» What to produce
Select, from the material below, each line with "this" in it.

» Supplied material
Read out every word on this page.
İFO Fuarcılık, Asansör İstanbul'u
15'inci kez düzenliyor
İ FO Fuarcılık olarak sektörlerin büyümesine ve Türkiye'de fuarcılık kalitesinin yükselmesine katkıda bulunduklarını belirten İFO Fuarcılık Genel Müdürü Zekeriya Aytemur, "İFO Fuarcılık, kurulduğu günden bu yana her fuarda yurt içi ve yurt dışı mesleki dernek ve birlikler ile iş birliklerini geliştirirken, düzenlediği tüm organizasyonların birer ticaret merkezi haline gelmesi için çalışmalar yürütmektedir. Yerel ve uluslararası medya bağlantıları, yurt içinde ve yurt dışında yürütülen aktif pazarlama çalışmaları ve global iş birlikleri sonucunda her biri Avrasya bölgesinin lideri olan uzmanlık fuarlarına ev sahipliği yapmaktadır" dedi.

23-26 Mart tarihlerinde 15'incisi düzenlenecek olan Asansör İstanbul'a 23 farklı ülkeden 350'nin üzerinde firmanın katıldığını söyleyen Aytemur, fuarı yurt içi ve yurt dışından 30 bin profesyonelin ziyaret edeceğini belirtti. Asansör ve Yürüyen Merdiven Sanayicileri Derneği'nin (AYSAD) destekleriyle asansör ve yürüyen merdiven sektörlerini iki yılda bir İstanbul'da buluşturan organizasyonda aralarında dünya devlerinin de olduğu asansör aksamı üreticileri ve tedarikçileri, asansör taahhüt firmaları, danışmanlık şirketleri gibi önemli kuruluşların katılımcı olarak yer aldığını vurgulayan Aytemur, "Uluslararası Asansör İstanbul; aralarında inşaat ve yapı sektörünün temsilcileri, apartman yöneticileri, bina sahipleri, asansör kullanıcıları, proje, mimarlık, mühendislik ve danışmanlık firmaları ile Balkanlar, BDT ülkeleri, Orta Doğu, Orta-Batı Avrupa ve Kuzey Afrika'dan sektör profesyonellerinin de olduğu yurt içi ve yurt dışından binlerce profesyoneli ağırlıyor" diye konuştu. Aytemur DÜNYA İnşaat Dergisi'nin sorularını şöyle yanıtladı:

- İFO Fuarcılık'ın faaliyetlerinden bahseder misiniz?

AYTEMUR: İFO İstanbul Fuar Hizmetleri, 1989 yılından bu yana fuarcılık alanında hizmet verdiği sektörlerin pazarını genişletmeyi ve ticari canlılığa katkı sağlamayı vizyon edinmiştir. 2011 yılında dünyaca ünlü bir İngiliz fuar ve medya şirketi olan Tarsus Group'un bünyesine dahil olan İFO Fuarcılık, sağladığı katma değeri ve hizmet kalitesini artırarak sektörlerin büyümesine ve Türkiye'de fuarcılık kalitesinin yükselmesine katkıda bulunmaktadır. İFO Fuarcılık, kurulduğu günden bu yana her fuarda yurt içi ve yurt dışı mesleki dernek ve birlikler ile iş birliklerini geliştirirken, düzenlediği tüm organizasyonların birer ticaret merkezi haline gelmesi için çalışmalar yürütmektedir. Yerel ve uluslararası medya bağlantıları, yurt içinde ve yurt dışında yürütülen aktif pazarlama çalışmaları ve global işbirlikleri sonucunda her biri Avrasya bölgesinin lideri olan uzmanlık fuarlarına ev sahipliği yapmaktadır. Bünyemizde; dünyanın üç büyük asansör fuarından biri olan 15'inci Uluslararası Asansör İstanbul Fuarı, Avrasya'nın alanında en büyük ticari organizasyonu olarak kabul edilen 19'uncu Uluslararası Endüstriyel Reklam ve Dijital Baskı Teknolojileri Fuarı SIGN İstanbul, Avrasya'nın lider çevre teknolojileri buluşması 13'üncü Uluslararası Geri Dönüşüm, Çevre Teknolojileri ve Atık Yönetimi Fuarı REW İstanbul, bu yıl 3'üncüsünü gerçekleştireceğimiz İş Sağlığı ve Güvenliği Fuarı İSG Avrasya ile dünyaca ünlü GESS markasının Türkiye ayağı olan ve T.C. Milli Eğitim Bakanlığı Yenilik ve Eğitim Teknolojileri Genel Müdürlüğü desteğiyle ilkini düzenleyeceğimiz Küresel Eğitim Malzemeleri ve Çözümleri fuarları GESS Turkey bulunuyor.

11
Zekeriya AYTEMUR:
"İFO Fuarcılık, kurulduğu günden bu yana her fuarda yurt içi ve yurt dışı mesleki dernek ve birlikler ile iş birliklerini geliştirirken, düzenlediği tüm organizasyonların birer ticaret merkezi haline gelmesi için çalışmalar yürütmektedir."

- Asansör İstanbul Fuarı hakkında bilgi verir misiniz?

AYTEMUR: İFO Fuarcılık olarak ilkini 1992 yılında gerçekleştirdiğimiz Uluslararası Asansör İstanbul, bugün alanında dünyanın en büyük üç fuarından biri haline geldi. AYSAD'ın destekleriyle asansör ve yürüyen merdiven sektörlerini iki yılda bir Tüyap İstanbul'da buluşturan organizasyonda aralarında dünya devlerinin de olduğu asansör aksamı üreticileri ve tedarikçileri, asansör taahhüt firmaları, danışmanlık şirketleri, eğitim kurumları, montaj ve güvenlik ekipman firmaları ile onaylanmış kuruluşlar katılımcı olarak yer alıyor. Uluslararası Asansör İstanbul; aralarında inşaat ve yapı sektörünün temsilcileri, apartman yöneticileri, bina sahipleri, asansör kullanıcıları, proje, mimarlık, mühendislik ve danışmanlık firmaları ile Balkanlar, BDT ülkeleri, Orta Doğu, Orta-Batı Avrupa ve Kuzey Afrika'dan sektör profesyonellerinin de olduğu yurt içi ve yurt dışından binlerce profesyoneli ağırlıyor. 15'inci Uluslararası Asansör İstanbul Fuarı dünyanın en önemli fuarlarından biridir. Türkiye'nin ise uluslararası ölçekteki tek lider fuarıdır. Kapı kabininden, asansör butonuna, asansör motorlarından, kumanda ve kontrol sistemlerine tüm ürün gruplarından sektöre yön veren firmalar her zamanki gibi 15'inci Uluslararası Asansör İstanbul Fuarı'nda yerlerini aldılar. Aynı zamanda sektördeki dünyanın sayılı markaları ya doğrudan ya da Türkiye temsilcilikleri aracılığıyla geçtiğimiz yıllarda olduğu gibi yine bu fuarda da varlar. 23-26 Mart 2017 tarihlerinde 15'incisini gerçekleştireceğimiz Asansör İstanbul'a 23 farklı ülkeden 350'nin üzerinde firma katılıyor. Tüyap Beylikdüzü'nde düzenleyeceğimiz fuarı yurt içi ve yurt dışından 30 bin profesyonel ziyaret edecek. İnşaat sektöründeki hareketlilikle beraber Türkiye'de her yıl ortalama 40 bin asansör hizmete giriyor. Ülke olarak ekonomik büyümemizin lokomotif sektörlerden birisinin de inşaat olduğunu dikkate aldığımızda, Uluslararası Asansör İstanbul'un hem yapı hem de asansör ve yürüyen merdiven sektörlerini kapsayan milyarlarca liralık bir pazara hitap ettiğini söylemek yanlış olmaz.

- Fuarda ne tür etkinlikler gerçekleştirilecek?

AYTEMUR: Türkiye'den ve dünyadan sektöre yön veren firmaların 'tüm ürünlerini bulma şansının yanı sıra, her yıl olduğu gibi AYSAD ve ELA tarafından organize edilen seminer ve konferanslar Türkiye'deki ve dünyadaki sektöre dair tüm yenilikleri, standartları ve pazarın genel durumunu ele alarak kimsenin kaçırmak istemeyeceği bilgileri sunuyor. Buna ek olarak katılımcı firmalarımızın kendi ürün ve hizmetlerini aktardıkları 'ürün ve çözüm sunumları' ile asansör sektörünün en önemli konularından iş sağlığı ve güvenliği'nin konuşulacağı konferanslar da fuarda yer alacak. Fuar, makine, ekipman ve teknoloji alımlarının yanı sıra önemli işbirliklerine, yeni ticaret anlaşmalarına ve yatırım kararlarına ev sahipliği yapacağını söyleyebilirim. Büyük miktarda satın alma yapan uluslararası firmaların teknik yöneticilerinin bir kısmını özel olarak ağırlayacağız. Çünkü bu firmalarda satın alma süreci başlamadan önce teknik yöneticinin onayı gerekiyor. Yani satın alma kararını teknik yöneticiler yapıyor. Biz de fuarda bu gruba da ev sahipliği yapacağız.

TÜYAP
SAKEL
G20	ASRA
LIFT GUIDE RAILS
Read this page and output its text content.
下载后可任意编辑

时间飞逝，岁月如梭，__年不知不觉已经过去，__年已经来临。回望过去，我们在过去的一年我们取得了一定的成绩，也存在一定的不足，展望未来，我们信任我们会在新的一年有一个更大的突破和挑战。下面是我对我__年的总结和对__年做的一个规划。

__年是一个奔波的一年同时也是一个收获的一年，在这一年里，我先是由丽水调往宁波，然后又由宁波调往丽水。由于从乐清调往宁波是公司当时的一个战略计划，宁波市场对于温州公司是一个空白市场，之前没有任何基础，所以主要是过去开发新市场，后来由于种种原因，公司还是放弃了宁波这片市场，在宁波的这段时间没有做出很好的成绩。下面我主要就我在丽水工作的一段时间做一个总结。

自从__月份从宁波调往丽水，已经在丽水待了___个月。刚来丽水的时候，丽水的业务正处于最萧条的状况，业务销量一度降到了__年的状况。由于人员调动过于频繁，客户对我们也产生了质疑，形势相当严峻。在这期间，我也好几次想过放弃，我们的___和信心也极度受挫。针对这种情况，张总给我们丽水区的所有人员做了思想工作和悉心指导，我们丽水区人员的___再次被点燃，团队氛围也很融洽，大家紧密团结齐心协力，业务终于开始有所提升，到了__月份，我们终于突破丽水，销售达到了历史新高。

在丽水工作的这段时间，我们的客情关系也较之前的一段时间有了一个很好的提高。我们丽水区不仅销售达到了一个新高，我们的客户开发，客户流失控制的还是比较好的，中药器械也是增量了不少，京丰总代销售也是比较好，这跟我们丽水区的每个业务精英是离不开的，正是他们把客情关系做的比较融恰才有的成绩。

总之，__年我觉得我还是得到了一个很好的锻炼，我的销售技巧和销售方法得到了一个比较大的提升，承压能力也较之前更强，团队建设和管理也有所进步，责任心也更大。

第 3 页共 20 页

» Reply to the exercise
Read out every word on this page.
Read this page and output its text content.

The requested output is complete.